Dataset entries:
· · · · · · ·

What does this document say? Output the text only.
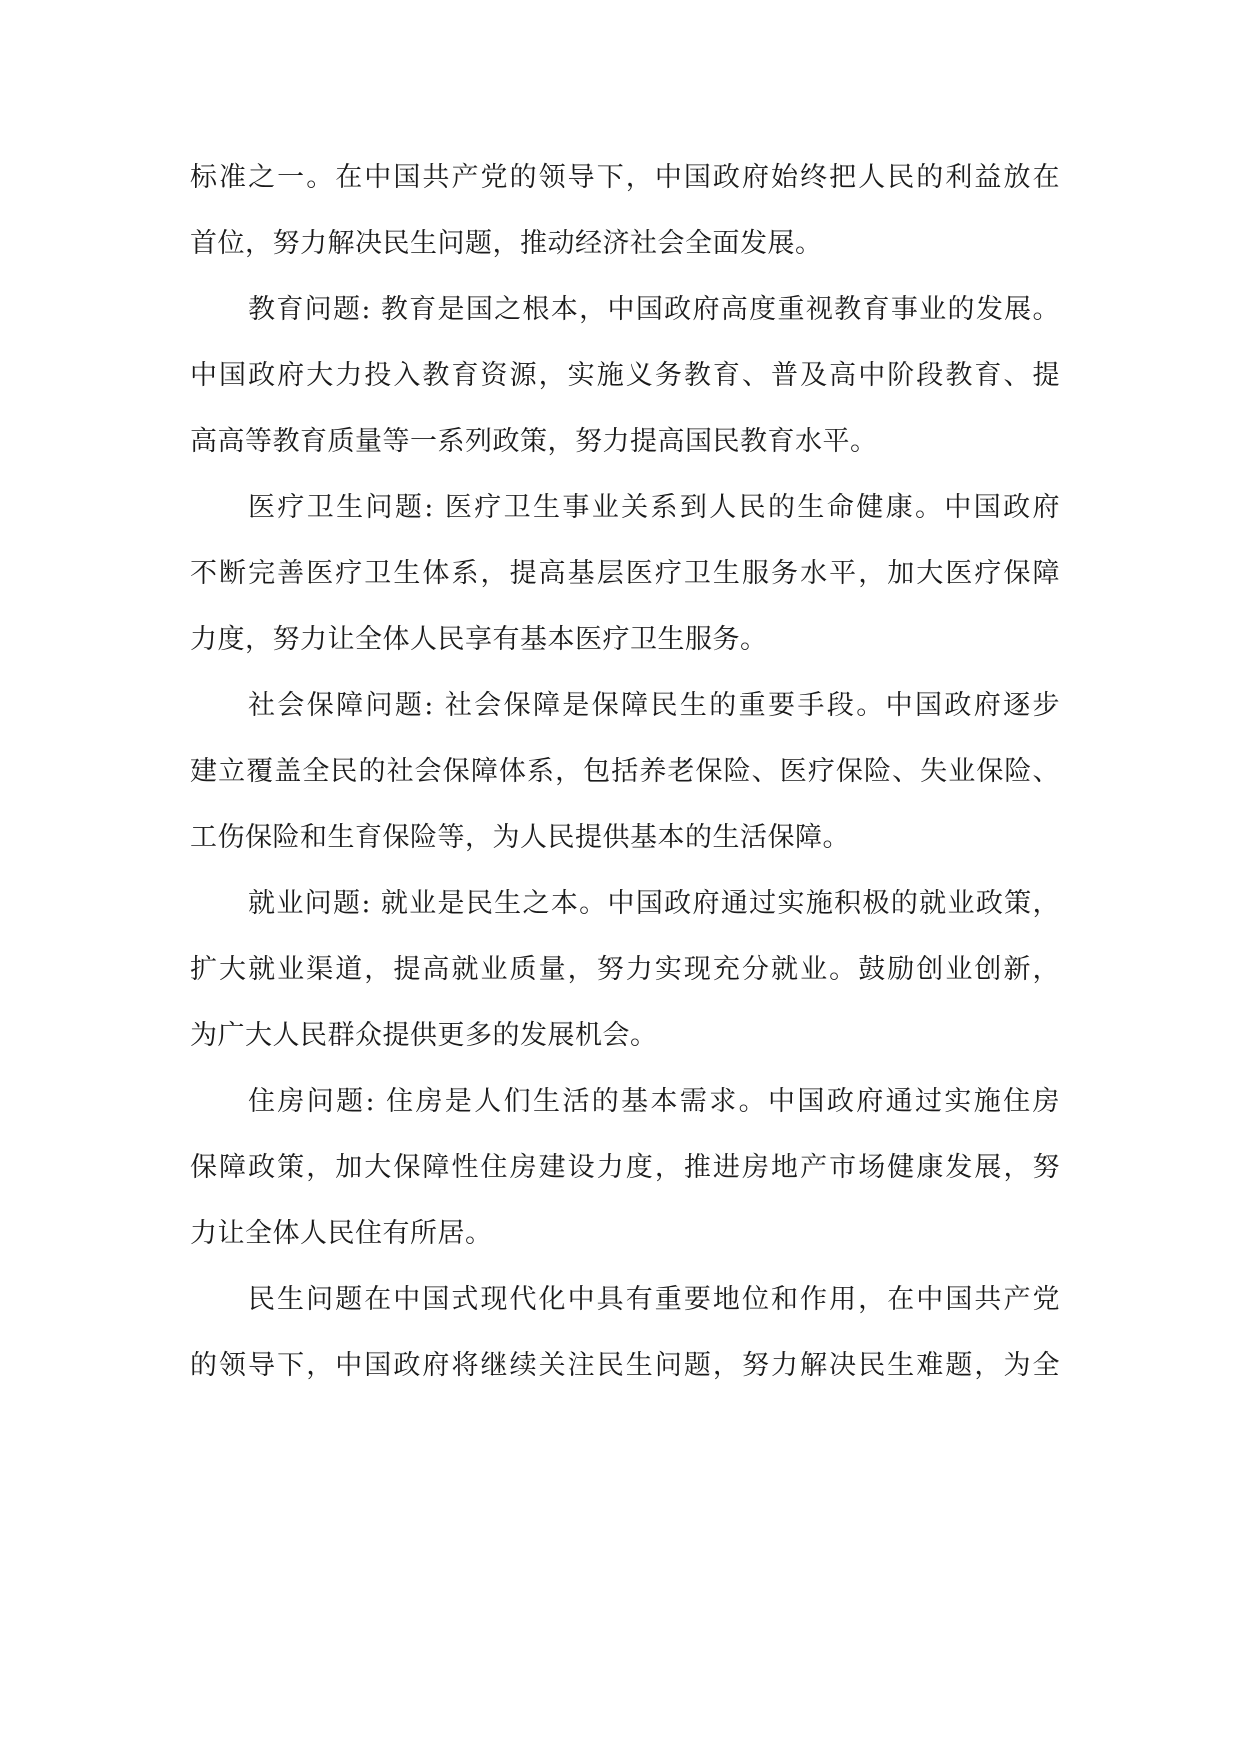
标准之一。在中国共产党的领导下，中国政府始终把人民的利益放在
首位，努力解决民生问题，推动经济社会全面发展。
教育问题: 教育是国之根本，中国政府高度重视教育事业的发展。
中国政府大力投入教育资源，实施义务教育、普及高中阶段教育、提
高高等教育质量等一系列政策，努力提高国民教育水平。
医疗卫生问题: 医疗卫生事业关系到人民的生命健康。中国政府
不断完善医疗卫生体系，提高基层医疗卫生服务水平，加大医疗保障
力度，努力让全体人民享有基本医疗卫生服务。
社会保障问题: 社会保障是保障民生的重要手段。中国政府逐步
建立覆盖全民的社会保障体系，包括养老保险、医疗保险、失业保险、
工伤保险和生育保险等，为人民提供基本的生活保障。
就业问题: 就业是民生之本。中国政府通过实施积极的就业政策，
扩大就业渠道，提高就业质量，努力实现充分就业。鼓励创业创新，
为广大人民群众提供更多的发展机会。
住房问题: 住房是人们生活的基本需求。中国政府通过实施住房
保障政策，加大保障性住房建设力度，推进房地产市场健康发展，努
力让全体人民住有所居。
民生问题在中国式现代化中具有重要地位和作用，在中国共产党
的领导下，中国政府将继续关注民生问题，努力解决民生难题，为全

· · · · · · ·

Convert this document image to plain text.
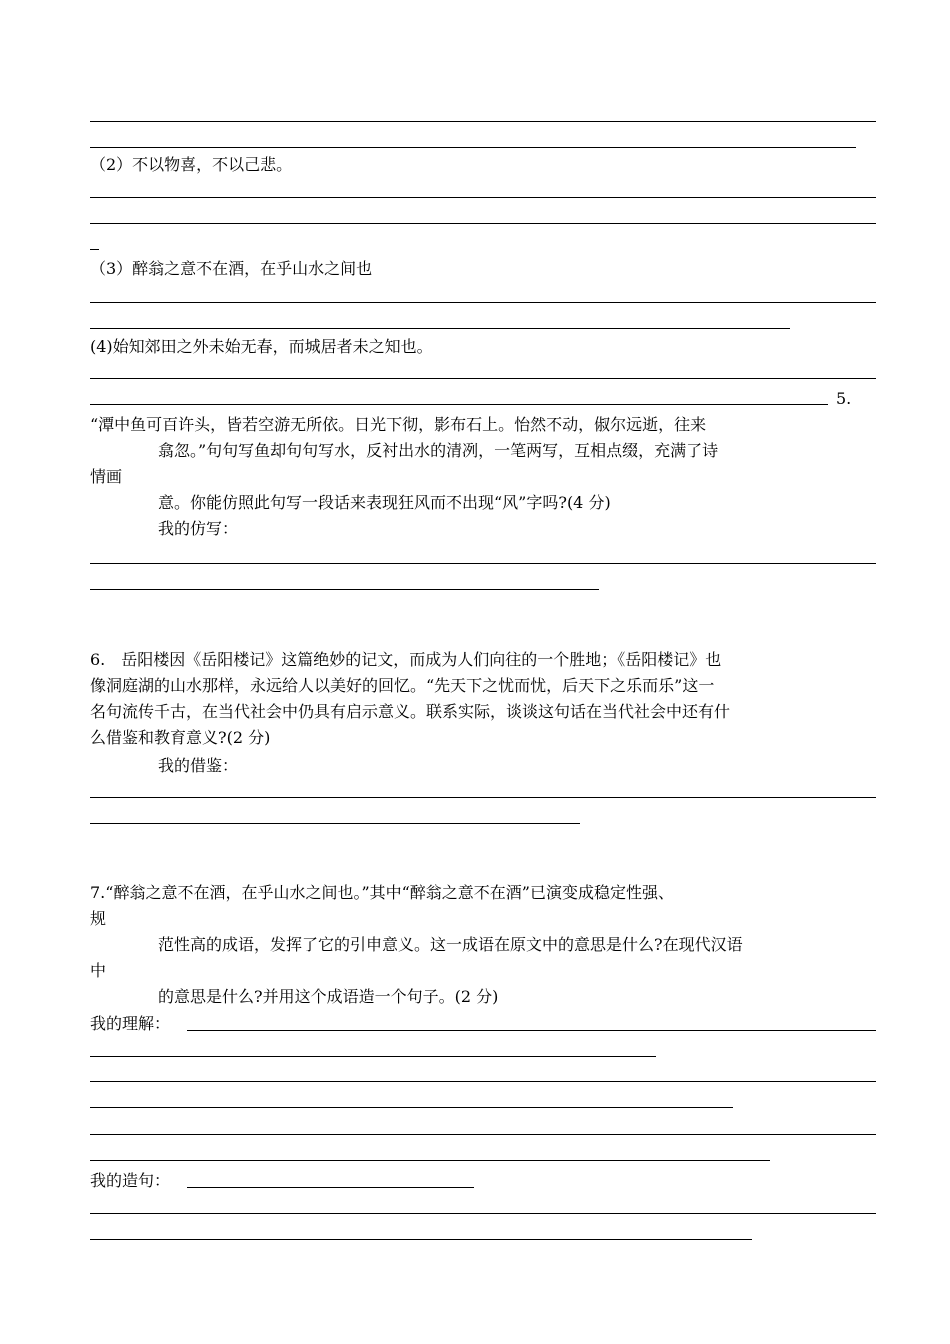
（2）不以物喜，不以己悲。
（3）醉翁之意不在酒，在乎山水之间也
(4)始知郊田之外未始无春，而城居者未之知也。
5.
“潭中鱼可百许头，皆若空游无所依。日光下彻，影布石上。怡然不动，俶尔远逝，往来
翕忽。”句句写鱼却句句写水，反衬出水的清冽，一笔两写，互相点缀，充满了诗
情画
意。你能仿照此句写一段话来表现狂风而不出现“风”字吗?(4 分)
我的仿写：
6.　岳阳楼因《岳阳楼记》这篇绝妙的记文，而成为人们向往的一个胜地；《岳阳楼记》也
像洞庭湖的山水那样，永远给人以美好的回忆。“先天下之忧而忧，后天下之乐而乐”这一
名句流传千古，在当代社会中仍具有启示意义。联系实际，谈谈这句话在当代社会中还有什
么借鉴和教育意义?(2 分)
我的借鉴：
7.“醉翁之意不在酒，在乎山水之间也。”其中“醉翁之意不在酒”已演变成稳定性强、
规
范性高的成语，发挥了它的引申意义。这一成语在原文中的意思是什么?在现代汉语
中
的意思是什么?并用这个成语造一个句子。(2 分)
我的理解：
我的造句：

· · · · · · ·

SHORT TASK:
State how many lines include the string "在乎山水之间也". Give no other information.

EXERCISE SOLUTION:
2